Records from a collection of figures
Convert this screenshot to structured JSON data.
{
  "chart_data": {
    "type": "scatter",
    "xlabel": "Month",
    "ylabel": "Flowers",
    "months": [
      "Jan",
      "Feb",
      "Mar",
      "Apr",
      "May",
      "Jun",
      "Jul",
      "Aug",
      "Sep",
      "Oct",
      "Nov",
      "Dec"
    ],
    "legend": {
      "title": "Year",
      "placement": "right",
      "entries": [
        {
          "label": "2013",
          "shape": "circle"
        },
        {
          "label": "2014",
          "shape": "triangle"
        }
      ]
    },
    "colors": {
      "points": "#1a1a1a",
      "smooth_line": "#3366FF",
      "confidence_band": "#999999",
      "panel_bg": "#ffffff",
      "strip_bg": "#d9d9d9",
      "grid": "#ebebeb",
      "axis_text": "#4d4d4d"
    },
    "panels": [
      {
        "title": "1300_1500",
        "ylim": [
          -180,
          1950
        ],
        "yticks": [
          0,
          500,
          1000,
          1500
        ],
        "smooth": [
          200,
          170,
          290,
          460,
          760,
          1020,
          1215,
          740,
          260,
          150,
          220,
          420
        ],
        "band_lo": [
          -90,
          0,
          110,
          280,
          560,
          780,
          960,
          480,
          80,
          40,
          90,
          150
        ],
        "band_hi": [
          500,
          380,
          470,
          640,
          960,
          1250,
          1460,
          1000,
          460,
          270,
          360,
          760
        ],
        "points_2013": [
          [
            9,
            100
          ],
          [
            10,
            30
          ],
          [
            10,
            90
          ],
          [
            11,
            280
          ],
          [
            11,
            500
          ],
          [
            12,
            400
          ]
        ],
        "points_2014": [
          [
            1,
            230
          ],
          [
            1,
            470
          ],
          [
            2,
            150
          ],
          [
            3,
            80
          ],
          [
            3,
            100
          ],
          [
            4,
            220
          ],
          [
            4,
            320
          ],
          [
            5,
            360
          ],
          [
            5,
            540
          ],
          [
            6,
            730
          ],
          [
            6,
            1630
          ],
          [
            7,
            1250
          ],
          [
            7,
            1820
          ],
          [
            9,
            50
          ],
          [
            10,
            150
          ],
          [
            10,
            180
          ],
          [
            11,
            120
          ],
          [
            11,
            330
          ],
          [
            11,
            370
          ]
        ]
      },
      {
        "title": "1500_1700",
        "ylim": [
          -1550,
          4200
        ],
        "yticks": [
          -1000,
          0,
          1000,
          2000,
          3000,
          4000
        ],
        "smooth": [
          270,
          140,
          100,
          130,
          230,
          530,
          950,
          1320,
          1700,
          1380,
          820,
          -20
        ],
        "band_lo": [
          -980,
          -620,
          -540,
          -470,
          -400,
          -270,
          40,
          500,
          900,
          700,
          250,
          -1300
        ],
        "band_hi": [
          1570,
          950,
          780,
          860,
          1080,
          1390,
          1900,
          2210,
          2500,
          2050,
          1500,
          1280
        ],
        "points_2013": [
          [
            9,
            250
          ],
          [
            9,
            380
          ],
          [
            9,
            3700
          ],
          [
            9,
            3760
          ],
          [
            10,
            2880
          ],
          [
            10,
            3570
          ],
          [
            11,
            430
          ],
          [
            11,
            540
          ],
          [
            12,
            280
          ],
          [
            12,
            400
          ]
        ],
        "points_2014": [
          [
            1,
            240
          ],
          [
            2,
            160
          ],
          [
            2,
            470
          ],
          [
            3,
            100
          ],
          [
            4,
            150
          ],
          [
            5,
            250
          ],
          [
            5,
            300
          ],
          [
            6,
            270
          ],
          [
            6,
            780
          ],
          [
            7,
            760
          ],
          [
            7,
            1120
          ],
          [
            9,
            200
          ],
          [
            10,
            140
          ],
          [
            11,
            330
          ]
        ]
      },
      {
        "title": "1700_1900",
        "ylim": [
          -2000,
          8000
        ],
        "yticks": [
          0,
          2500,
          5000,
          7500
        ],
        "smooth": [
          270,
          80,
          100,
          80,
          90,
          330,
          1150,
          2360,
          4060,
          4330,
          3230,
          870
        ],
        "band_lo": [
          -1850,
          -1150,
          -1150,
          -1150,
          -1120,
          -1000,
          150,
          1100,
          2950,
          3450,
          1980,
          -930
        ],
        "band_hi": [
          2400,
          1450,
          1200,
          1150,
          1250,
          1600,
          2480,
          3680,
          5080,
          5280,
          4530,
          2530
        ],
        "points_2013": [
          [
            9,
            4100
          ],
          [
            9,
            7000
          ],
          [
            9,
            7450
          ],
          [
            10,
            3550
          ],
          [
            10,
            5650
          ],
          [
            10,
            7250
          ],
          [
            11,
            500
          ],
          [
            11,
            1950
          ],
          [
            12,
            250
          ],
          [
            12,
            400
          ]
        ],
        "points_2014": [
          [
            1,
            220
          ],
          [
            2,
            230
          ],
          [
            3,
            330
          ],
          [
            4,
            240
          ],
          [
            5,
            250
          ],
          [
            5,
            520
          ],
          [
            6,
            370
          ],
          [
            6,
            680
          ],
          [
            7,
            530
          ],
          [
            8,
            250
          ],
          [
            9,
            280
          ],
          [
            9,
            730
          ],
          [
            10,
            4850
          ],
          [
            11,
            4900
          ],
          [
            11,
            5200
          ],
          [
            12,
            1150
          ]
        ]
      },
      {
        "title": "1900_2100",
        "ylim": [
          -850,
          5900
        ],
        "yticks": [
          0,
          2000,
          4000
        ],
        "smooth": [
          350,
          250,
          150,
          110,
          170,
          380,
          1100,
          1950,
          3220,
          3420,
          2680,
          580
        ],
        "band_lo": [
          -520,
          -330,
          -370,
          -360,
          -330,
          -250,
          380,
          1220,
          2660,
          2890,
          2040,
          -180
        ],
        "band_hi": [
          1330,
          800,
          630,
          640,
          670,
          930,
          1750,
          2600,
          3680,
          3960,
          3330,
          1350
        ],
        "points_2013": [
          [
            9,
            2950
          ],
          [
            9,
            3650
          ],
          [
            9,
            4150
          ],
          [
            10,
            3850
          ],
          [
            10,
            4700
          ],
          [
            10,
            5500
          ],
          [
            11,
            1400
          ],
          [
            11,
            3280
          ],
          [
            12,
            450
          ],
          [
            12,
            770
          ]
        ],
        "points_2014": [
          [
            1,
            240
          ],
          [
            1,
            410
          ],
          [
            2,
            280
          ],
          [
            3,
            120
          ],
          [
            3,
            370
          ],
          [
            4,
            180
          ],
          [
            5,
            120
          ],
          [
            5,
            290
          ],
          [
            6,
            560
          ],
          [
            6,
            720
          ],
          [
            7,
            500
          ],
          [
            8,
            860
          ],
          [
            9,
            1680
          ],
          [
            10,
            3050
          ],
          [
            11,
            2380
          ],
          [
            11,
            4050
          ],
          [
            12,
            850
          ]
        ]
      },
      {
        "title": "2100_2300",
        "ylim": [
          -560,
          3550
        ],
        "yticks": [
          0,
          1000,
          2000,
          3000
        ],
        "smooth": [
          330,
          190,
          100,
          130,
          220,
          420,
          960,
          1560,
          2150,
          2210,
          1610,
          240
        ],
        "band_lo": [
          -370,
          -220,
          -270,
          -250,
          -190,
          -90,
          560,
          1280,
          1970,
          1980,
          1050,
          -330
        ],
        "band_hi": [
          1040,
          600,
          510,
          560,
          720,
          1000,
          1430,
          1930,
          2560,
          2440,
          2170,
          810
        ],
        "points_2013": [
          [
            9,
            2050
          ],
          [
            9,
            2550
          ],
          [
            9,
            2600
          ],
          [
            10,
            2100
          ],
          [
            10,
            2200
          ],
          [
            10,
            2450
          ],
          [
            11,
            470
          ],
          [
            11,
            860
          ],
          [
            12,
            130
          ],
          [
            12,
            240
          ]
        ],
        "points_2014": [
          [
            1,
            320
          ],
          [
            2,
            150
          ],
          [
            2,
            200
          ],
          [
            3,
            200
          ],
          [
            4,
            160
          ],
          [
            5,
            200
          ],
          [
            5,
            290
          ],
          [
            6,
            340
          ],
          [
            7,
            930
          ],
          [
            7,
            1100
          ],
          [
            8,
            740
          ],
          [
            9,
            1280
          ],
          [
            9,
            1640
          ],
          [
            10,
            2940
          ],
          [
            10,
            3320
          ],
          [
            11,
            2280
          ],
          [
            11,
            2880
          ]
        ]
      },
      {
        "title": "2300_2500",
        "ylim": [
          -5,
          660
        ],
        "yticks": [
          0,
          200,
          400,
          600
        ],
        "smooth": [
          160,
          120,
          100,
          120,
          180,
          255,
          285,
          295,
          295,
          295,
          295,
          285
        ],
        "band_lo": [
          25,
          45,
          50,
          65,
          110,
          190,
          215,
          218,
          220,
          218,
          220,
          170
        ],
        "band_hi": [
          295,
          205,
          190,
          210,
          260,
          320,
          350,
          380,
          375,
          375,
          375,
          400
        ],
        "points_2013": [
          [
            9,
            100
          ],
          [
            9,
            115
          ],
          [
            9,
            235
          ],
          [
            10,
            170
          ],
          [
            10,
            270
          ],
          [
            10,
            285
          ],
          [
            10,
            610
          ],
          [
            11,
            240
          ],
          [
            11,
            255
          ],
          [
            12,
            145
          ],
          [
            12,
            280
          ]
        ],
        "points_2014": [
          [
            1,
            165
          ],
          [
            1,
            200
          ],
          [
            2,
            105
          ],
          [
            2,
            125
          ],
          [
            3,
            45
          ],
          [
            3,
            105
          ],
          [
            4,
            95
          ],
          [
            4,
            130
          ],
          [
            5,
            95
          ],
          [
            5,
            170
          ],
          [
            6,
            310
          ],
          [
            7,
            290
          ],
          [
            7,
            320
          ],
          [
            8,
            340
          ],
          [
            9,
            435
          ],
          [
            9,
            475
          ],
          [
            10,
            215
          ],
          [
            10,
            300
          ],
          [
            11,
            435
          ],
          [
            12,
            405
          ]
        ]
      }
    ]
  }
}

_WHAT THE TASK REQUIRES_. Find every line that has "title" in it, then return those lines.

_TASK RESPONSE_.
      "title": "Year",
        "title": "1300_1500",
        "title": "1500_1700",
        "title": "1700_1900",
        "title": "1900_2100",
        "title": "2100_2300",
        "title": "2300_2500",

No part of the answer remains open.